• Objective: Tally the lines below that contain the word "image", and give only that number.

Items from a dataset
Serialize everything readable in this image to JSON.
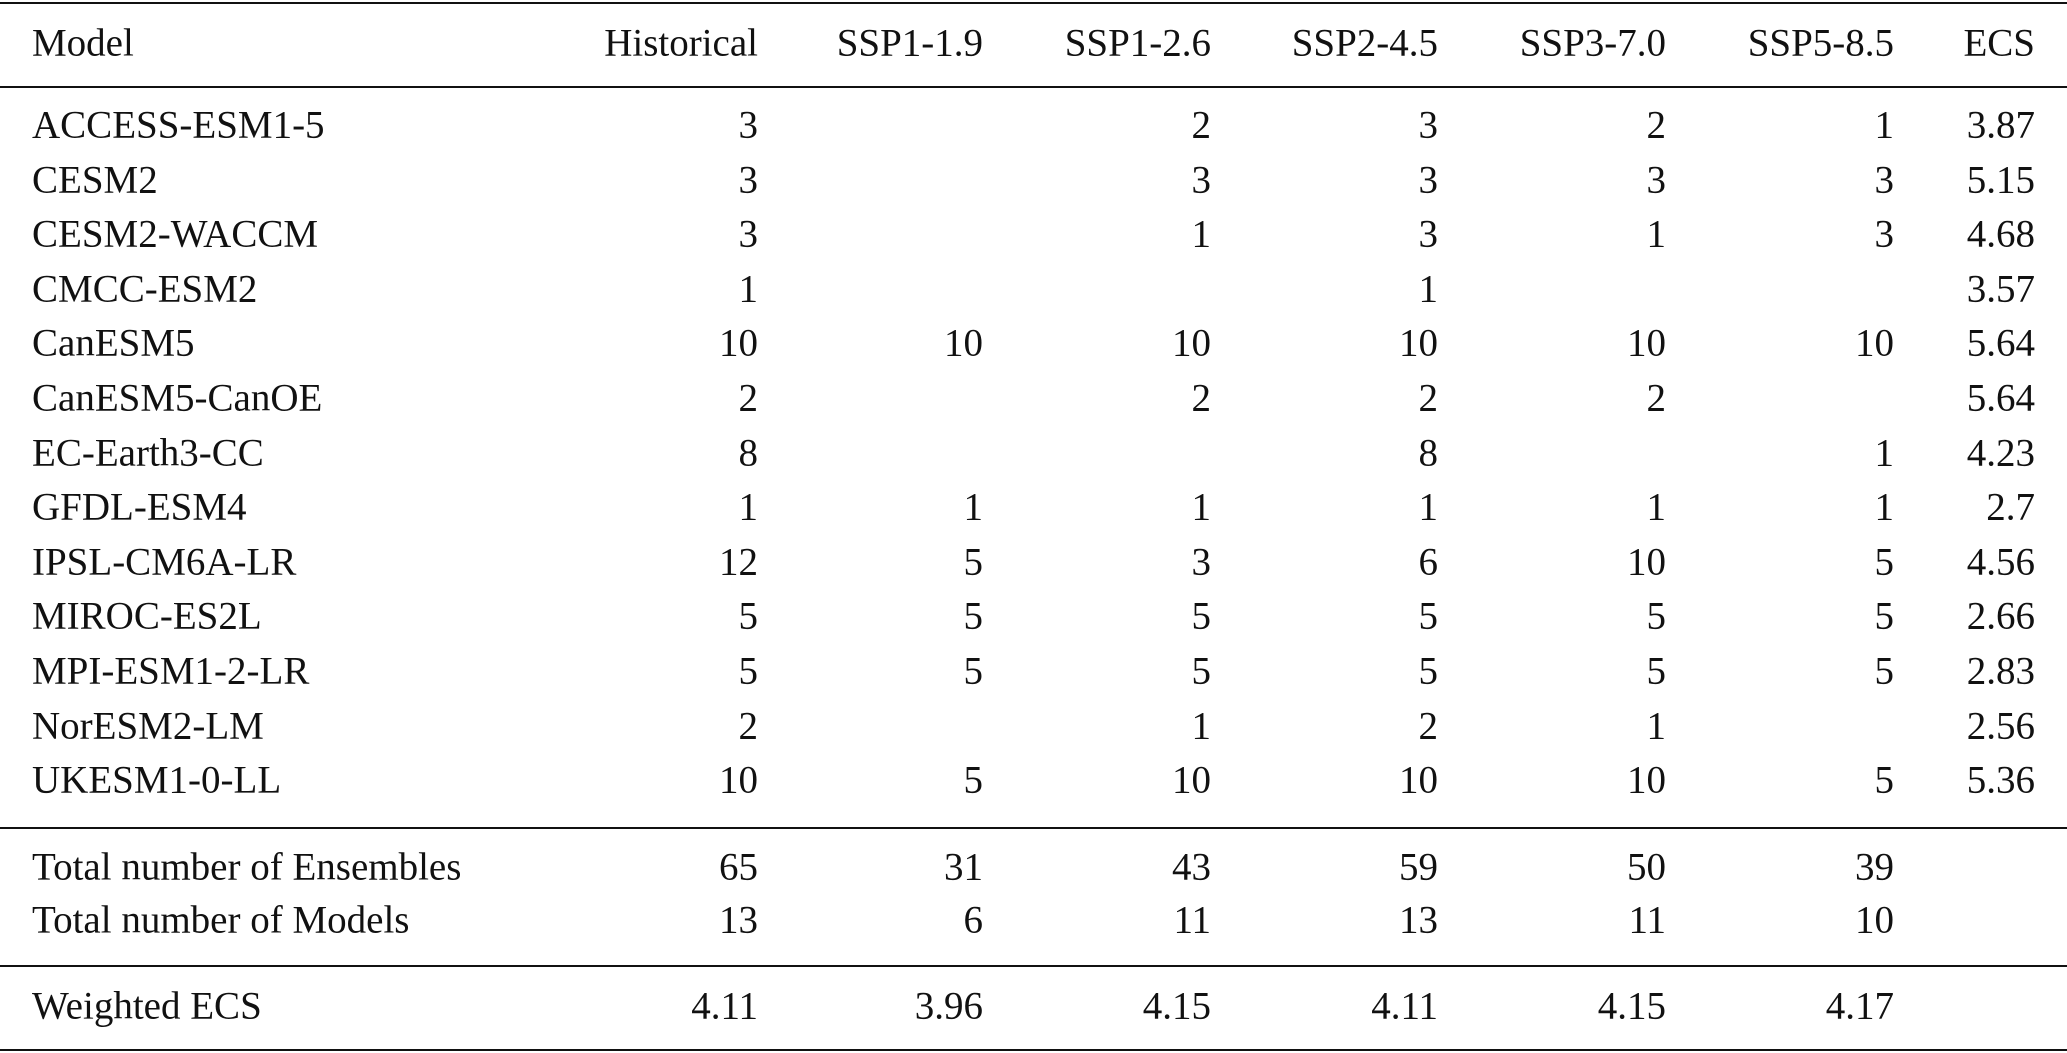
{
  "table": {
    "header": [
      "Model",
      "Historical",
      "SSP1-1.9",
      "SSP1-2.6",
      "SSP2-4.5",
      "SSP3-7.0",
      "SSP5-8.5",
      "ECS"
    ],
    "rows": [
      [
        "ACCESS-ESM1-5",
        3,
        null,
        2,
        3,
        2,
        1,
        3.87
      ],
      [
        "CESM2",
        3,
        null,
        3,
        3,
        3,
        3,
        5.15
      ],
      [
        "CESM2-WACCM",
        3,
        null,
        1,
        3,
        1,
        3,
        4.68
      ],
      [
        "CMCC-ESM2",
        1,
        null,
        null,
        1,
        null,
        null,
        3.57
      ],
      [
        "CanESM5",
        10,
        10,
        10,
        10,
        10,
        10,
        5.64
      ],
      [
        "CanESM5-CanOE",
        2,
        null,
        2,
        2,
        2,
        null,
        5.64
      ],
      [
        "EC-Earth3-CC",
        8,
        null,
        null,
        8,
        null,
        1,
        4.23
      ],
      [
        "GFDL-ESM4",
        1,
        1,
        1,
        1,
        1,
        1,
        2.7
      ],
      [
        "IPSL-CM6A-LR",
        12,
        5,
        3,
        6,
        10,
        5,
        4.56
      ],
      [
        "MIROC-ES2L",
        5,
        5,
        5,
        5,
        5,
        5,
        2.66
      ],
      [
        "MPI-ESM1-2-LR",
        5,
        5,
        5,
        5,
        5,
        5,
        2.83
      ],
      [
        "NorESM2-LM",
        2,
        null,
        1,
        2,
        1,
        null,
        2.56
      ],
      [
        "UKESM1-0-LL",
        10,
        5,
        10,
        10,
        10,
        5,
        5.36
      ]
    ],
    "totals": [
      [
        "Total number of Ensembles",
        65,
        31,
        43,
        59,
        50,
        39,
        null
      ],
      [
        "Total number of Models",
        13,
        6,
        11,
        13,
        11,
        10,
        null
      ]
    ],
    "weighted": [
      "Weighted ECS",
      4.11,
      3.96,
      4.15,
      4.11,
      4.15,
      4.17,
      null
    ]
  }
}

...

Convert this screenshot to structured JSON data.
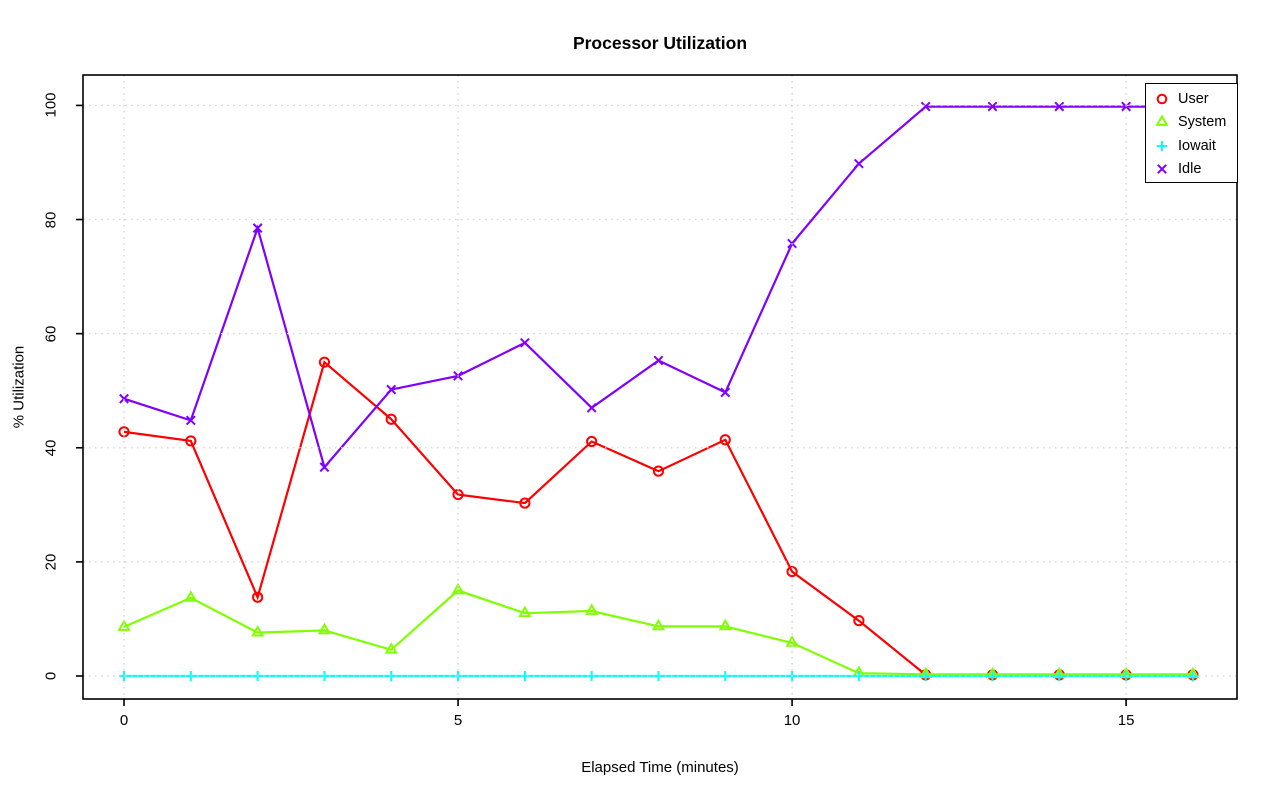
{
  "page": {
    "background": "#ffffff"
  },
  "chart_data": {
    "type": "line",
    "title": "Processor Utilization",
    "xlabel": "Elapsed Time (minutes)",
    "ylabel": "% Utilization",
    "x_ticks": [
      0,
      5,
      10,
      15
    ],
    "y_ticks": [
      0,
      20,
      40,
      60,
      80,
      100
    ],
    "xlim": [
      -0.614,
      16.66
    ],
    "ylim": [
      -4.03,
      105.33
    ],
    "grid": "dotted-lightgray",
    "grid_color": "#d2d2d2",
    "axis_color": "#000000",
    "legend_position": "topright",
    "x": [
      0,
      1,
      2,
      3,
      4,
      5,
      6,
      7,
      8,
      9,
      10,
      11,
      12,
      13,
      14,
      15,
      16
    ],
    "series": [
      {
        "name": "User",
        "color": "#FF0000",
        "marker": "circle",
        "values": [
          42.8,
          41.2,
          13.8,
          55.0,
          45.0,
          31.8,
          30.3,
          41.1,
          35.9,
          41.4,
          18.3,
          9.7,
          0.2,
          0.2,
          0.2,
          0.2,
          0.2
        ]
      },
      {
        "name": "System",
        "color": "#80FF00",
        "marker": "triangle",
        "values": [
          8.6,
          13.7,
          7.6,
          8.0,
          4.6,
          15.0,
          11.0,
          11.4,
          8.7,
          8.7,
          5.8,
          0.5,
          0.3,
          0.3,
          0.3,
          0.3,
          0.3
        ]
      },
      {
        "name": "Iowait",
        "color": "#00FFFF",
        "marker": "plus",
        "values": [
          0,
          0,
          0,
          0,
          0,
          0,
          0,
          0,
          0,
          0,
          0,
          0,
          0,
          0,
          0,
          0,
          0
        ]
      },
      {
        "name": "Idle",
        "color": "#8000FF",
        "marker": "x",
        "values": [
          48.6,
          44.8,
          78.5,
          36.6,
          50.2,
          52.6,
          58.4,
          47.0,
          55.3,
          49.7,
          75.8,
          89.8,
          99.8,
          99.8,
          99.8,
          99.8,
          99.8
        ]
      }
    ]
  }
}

* * *

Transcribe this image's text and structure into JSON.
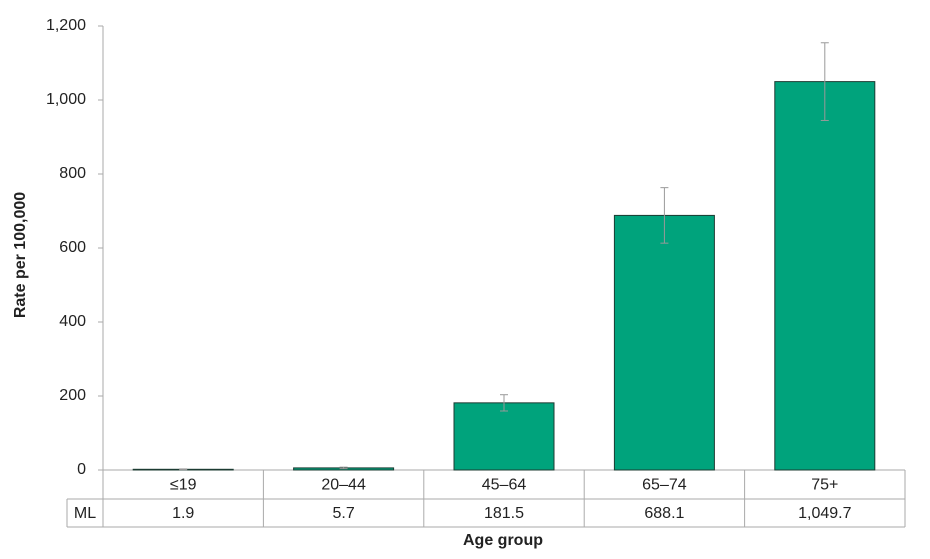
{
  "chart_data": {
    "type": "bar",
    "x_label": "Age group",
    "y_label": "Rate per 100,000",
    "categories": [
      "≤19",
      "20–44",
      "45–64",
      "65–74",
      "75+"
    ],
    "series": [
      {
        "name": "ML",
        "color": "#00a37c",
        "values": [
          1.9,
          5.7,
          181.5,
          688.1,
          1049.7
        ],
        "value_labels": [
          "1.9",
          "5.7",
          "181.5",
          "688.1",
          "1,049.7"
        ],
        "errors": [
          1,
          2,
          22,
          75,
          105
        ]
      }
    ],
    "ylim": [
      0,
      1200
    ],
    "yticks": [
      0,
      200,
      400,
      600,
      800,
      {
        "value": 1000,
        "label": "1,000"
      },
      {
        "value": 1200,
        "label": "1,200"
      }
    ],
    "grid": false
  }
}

• Exercise response: 2